• [Goal of the exercise] Return the records in full, exactly as given.

• [Extracted records]
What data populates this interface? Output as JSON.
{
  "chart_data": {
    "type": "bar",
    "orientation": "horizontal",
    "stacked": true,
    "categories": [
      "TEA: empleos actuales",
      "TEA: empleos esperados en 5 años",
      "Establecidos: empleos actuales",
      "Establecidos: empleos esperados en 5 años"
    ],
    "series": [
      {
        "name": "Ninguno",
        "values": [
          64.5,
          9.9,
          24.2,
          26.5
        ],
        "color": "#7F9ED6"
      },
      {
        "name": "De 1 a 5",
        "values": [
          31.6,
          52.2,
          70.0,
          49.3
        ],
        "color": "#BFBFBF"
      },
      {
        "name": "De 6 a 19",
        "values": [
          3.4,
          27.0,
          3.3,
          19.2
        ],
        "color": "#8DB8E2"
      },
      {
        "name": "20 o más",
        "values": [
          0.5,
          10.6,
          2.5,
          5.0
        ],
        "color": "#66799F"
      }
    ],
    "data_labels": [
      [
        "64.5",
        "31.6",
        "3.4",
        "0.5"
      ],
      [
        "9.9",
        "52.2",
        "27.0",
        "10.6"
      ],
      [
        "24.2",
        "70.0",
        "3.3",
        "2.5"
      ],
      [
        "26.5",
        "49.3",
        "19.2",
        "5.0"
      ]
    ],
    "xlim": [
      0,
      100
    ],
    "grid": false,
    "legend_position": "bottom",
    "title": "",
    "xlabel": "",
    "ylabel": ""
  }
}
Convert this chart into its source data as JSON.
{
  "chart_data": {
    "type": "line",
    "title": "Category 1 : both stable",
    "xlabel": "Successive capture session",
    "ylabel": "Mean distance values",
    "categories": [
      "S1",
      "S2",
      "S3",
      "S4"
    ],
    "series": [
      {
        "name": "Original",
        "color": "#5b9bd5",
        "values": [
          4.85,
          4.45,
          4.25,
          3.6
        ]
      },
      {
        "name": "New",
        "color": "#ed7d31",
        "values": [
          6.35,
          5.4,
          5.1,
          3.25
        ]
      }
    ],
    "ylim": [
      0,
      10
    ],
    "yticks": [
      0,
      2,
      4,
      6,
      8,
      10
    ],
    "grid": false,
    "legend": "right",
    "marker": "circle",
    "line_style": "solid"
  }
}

• [Solution to this task]
What data populates this interface? Output as JSON.
{
  "chart_data": {
    "type": "bar",
    "orientation": "horizontal",
    "stacked": true,
    "categories": [
      "TEA: empleos actuales",
      "TEA: empleos esperados en 5 años",
      "Establecidos: empleos actuales",
      "Establecidos: empleos esperados en 5 años"
    ],
    "series": [
      {
        "name": "Ninguno",
        "values": [
          64.5,
          9.9,
          24.2,
          26.5
        ],
        "color": "#7F9ED6"
      },
      {
        "name": "De 1 a 5",
        "values": [
          31.6,
          52.2,
          70.0,
          49.3
        ],
        "color": "#BFBFBF"
      },
      {
        "name": "De 6 a 19",
        "values": [
          3.4,
          27.0,
          3.3,
          19.2
        ],
        "color": "#8DB8E2"
      },
      {
        "name": "20 o más",
        "values": [
          0.5,
          10.6,
          2.5,
          5.0
        ],
        "color": "#66799F"
      }
    ],
    "data_labels": [
      [
        "64.5",
        "31.6",
        "3.4",
        "0.5"
      ],
      [
        "9.9",
        "52.2",
        "27.0",
        "10.6"
      ],
      [
        "24.2",
        "70.0",
        "3.3",
        "2.5"
      ],
      [
        "26.5",
        "49.3",
        "19.2",
        "5.0"
      ]
    ],
    "xlim": [
      0,
      100
    ],
    "grid": false,
    "legend_position": "bottom",
    "title": "",
    "xlabel": "",
    "ylabel": ""
  }
}
Convert this chart into its source data as JSON.
{
  "chart_data": {
    "type": "line",
    "title": "Category 1 : both stable",
    "xlabel": "Successive capture session",
    "ylabel": "Mean distance values",
    "categories": [
      "S1",
      "S2",
      "S3",
      "S4"
    ],
    "series": [
      {
        "name": "Original",
        "color": "#5b9bd5",
        "values": [
          4.85,
          4.45,
          4.25,
          3.6
        ]
      },
      {
        "name": "New",
        "color": "#ed7d31",
        "values": [
          6.35,
          5.4,
          5.1,
          3.25
        ]
      }
    ],
    "ylim": [
      0,
      10
    ],
    "yticks": [
      0,
      2,
      4,
      6,
      8,
      10
    ],
    "grid": false,
    "legend": "right",
    "marker": "circle",
    "line_style": "solid"
  }
}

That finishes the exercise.